EXERCISE DATA:

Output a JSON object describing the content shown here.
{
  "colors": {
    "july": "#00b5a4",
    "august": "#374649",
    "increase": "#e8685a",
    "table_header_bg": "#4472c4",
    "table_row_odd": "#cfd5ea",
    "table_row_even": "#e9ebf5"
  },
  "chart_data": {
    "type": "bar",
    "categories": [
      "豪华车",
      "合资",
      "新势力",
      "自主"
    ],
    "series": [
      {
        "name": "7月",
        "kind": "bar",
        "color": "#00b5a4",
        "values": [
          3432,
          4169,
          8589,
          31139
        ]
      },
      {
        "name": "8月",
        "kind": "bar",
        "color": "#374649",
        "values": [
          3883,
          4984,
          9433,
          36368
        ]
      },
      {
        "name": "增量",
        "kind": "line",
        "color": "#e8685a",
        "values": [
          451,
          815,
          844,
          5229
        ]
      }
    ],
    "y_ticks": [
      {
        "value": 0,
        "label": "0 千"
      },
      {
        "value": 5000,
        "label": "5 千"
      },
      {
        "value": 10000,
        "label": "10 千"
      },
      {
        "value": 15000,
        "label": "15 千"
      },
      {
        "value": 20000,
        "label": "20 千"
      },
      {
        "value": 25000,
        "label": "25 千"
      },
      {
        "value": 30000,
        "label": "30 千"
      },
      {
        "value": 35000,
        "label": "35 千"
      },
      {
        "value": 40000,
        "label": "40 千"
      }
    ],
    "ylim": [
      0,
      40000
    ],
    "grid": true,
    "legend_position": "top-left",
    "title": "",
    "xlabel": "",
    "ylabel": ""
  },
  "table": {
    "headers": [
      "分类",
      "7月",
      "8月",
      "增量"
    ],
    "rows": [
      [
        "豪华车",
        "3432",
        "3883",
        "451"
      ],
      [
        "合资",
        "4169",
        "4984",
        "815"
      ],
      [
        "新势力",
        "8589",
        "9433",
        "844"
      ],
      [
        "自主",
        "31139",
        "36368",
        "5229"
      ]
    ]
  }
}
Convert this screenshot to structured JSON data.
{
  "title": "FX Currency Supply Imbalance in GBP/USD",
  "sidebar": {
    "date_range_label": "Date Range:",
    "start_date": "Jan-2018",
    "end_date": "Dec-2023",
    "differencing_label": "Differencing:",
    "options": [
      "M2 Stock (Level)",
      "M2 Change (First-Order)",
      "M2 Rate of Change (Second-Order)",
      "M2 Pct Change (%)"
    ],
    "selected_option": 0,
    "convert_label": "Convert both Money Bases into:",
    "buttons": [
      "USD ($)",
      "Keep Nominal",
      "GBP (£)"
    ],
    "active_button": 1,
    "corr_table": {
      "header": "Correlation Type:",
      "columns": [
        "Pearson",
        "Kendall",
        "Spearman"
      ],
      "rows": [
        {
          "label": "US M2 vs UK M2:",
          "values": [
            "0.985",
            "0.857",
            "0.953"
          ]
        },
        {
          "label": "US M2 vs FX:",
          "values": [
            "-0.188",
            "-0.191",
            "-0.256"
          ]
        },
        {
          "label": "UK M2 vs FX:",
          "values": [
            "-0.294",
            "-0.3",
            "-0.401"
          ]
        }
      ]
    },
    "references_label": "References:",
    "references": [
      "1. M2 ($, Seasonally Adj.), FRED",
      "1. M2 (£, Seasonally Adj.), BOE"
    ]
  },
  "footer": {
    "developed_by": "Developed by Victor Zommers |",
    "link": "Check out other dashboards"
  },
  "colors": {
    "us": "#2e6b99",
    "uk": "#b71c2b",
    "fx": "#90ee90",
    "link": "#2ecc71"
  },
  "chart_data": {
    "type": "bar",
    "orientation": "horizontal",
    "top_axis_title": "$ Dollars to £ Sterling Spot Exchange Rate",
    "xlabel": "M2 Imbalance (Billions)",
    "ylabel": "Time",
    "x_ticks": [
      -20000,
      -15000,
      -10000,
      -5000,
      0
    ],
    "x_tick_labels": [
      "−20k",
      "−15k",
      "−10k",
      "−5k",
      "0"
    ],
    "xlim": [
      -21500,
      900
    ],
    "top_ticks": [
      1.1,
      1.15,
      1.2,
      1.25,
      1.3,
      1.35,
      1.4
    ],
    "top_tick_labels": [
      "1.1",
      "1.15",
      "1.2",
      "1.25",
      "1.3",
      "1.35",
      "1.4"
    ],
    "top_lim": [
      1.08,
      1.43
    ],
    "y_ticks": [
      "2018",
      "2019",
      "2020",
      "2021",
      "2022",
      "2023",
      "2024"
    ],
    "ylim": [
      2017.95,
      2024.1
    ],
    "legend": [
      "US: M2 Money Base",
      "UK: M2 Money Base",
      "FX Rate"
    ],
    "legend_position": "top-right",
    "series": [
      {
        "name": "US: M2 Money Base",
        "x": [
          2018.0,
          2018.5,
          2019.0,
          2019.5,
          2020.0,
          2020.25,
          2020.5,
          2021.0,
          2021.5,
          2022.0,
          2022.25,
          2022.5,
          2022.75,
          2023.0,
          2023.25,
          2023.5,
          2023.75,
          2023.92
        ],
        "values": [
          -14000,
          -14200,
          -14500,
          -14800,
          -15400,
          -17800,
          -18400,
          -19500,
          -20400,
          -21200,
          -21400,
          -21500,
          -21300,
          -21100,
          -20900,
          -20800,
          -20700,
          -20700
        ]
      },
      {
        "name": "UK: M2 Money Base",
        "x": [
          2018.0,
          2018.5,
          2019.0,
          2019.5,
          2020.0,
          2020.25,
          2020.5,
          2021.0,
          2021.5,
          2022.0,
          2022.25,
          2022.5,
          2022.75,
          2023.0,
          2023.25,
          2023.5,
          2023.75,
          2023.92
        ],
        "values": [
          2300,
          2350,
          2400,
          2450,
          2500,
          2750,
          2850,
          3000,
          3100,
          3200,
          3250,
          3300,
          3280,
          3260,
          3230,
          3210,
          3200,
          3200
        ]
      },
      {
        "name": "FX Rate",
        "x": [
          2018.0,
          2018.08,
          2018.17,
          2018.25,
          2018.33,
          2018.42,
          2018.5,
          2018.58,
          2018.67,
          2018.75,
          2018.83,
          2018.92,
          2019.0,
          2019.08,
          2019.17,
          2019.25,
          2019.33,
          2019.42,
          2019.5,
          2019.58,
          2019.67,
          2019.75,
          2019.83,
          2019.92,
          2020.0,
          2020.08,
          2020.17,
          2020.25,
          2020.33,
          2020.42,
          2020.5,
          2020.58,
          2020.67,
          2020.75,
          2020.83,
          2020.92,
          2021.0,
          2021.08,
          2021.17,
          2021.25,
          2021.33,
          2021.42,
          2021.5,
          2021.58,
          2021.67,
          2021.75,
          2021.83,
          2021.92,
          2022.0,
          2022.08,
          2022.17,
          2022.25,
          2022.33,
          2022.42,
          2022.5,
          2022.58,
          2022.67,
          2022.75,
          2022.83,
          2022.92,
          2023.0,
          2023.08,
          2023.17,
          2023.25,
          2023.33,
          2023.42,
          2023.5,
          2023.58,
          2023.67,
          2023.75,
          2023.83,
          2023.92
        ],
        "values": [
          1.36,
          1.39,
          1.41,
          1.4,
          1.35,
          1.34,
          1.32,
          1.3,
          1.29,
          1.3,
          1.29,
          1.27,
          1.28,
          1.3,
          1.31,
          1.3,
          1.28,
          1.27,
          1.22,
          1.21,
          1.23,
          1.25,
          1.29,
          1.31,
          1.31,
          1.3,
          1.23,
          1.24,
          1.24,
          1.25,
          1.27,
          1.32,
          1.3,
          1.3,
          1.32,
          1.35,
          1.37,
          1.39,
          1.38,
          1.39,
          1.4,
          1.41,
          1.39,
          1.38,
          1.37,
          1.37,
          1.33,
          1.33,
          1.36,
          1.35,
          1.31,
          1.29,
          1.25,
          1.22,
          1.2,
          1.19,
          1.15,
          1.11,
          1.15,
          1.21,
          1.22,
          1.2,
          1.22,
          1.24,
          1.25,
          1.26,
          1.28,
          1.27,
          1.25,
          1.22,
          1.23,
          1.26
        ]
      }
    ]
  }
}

GIVEN EXERCISE:
Search the listing for the string "Rate". Copy each line where it turns up.

COMPLETE OUTPUT:
      "M2 Rate of Change (Second-Order)",
    "top_axis_title": "$ Dollars to £ Sterling Spot Exchange Rate",
      "FX Rate"
        "name": "FX Rate",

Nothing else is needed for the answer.